● **Problem statement**: Go through the entries one line at a time, and gather every line that has the word "Soft".

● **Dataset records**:

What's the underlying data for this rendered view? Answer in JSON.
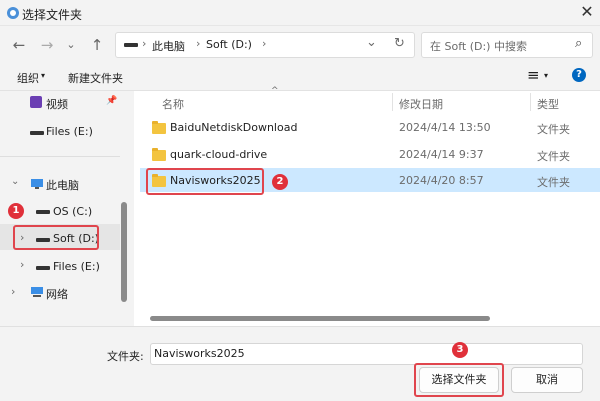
{
  "window": {
    "title": "选择文件夹",
    "close_glyph": "✕"
  },
  "nav": {
    "back_glyph": "←",
    "forward_glyph": "→",
    "recent_glyph": "⌄",
    "up_glyph": "↑",
    "breadcrumb": [
      "此电脑",
      "Soft (D:)"
    ],
    "crumb_sep": "›",
    "dropdown_glyph": "⌄",
    "refresh_glyph": "↻",
    "search_placeholder": "在 Soft (D:) 中搜索",
    "search_glyph": "⌕"
  },
  "toolbar": {
    "organize": "组织",
    "organize_caret": "▾",
    "new_folder": "新建文件夹",
    "view_glyph": "≡",
    "view_caret": "▾",
    "help_glyph": "?"
  },
  "sidebar": {
    "items": [
      {
        "label": "视频",
        "icon": "video-icon",
        "pin": "📌"
      },
      {
        "label": "Files (E:)",
        "icon": "drive-icon"
      },
      {
        "label": "此电脑",
        "icon": "computer-icon",
        "expander": "⌄"
      },
      {
        "label": "OS (C:)",
        "icon": "drive-icon"
      },
      {
        "label": "Soft (D:)",
        "icon": "drive-icon",
        "expander": "›",
        "selected": true
      },
      {
        "label": "Files (E:)",
        "icon": "drive-icon",
        "expander": "›"
      },
      {
        "label": "网络",
        "icon": "network-icon",
        "expander": "›"
      }
    ]
  },
  "columns": {
    "name": "名称",
    "date": "修改日期",
    "type": "类型",
    "sort_glyph": "^"
  },
  "files": [
    {
      "name": "BaiduNetdiskDownload",
      "date": "2024/4/14 13:50",
      "type": "文件夹"
    },
    {
      "name": "quark-cloud-drive",
      "date": "2024/4/14 9:37",
      "type": "文件夹"
    },
    {
      "name": "Navisworks2025",
      "date": "2024/4/20 8:57",
      "type": "文件夹",
      "selected": true
    }
  ],
  "footer": {
    "folder_label": "文件夹:",
    "folder_value": "Navisworks2025",
    "select_button": "选择文件夹",
    "cancel_button": "取消"
  },
  "annotations": {
    "badge1": "1",
    "badge2": "2",
    "badge3": "3"
  },
  "colors": {
    "accent": "#0067c0",
    "selection": "#cce8ff",
    "highlight": "#e0454d",
    "folder": "#f3c43f"
  }
}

● **Written response**:
      "Soft (D:)"
    "search_placeholder": "在 Soft (D:) 中搜索",
        "label": "Soft (D:)",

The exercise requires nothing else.